#### What to do:
Gather up all lines that carry the word "социальный".

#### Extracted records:
========================
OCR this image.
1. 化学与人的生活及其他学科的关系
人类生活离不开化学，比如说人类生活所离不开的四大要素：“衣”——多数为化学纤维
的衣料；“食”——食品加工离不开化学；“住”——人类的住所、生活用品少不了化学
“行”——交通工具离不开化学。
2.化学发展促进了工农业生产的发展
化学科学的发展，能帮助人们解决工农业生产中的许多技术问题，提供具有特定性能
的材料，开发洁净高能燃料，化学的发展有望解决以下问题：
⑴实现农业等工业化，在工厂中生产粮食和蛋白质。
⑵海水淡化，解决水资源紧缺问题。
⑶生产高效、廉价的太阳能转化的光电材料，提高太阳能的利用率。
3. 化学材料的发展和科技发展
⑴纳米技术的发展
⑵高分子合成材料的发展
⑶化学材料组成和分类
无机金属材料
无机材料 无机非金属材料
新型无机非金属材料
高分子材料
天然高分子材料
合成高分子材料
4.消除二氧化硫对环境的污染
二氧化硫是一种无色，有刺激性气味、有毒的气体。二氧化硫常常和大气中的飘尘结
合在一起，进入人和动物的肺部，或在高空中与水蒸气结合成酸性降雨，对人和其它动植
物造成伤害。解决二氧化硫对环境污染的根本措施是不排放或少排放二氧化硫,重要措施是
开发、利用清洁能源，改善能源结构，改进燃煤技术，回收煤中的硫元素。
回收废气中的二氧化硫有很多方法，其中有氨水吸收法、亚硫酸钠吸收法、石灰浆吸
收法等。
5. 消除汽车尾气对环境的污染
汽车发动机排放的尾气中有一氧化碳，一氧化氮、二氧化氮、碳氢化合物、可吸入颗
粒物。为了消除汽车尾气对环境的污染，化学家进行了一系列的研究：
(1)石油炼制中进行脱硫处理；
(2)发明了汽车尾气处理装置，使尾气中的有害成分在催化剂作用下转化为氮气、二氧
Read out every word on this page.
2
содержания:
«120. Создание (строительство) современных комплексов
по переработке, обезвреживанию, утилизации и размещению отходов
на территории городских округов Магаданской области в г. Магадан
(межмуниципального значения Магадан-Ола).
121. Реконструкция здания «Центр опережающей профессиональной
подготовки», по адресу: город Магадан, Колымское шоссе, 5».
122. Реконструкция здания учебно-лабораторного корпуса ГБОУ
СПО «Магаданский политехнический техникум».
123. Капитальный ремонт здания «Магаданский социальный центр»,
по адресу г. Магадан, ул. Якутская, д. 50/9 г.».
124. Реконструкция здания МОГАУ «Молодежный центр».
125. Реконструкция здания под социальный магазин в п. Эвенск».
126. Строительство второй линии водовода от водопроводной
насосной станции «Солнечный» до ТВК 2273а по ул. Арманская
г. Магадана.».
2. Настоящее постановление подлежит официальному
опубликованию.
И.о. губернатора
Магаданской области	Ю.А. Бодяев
========================
#### Task result:
123. Капитальный ремонт здания «Магаданский социальный центр»,
125. Реконструкция здания под социальный магазин в п. Эвенск».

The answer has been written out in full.